## 作業の要件:
a: アクティブマトリックス基板の文書によると、金属遮光膜はどの電極と同層に設けられていますか。
b: アクティブマトリックス基板の文書に照らして、次の各記述が合っているかどうかを判定し、根拠となる文書中の語句をそのまま引用してください。(i) 結晶性半導体膜は、ソース電極側及び/又はドレイン電極側がゲート電極の外側の領域に引き出されている。(ii) 不純物導入領域にはp型不純物が導入される。(iii) 本発明は、アクティブマトリックス基板を備えた液晶装置にも関するものである。
c: アクティブマトリックス基板の文書を、最後の文の後から書き進めてください。

## ページ:
_ _ _ _

説明

アクティブマトリックス基板及び液晶装置

【課題】結晶性半導体膜を備え、光リーク電流の発生が抑制され、トランジスタ特性が良好なTFTを提供する。
【解決手段】アクティブマトリックス基板100において、結晶性半導体膜5はソース電極12側及び/又はドレイン電極13側がTFT108の外側でかつゲート電極2の外側の領域に引き出されており、ソース電極12又はソース配線110と結晶性半導体膜5との接触部SCとゲート電極2との間、及び/又は、ドレイン電極13と結晶性半導体膜5との接触部DCとゲート電極2との間に、ゲート電極2と同層の金属遮光膜3を備えている。結晶性半導体膜5のソース電極12又はソース配線110と結晶性半導体膜5との接触部SCとゲート電極2との間、及び/又は、ドレイン電極13と結晶性半導体膜5との接触部DCとゲート電極2との間に、n型不純物が導入された不純物導入領域を形成してもよい。

【発明の詳細な説明】
【技術分野】
【0001】
本発明は、薄膜トランジスタ(TFT)と画素電極とが複数対アレイ状に配置されたアクティブマトリックス基板、及びこれを備えた液晶装置に関するものである。

_ _ _ _

## 行データ一覧:
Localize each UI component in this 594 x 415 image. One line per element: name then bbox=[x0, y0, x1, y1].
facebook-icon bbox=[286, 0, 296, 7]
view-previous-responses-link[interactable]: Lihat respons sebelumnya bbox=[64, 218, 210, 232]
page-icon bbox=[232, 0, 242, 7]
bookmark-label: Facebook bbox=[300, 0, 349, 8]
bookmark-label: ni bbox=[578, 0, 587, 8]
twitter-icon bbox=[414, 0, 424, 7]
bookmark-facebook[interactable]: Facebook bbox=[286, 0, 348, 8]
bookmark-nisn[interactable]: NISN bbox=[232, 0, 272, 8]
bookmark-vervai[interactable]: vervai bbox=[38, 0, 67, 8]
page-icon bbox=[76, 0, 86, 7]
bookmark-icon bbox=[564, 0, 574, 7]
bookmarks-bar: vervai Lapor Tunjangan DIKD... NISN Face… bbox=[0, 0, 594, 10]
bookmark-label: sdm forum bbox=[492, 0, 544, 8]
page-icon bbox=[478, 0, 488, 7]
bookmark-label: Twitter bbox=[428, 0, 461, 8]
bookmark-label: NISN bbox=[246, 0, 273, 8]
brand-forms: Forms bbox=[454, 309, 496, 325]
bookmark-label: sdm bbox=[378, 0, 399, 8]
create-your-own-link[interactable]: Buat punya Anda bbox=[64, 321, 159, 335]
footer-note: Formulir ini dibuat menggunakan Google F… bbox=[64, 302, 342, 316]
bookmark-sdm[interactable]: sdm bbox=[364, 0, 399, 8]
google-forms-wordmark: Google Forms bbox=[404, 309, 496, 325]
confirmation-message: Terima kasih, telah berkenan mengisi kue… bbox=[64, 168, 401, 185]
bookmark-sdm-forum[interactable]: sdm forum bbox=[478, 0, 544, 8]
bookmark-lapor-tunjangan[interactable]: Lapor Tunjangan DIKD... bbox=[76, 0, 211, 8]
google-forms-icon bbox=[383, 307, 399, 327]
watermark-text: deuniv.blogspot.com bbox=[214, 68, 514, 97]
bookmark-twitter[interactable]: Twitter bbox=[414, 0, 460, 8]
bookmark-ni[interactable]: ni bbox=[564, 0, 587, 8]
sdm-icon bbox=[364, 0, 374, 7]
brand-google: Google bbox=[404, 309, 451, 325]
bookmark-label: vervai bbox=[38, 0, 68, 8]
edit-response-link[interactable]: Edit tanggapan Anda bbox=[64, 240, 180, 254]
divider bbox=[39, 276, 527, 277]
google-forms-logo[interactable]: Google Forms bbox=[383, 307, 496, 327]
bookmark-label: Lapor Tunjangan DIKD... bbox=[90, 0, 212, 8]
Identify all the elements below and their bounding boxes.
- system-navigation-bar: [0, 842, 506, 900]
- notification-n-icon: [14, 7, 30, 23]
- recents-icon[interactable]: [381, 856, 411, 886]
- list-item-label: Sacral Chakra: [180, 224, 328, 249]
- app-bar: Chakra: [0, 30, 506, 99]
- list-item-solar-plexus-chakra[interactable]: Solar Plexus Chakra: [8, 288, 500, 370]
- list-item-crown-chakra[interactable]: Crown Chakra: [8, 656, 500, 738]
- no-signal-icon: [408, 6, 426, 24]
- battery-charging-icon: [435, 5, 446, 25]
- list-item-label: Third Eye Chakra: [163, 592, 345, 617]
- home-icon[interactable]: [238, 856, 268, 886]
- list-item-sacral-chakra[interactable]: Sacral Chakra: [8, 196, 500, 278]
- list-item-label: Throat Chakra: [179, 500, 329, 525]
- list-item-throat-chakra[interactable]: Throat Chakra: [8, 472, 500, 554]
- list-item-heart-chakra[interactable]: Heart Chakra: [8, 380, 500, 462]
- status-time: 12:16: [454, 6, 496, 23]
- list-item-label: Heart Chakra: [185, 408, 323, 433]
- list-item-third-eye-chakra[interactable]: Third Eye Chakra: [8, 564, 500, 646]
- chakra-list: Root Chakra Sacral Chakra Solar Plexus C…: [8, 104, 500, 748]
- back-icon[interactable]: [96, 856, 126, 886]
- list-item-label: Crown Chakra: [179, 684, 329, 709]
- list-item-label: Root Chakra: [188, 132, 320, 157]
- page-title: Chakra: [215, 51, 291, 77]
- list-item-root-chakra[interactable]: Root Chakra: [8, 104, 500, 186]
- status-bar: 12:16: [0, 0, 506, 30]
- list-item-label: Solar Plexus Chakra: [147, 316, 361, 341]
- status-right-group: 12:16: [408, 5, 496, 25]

_ _ _ _

## 各作業への回答:
a: ゲート電極2と同層に設けられています。

b:
(i) はい。「ゲート電極2の外側の領域に引き出されており」
(ii) いいえ。「n型不純物が導入された不純物導入領域」
(iii) はい。「及びこれを備えた液晶装置に関するものである」

c:
【背景技術】
【0002】
薄型パネルの1つである液晶装置は、低消費電力や小型軽量といったメリットを生かし、パーソナルコンピュータや携帯情報端末機器のモニタ、あるいはTV等の表示デバイスとして広く用いられている。また、自発光型で、広視野角、高コントラスト、及び高速応答等の特徴を有するEL(electroluminescence)装置も、薄型パネル用デバイスとして用いられるようになってきている。
【0003】
アクティブマトリックス型の液晶装置あるいはEL装置において画素スイッチング素子として用いられる薄膜トランジスタ(TFT)としては、少なくとも1層の半導体膜(通常はシリコン膜)からなるチャネル層を備えたMIS構造が広く採用されている。
TFTには逆スタガード(inverted staggered)型やトップゲート型等の種類があり、チャネル層の半導体膜にも非晶質半導体膜や結晶性半導体膜等の種類があり、それらは搭載される装置の用途や性能等により適宜選択される。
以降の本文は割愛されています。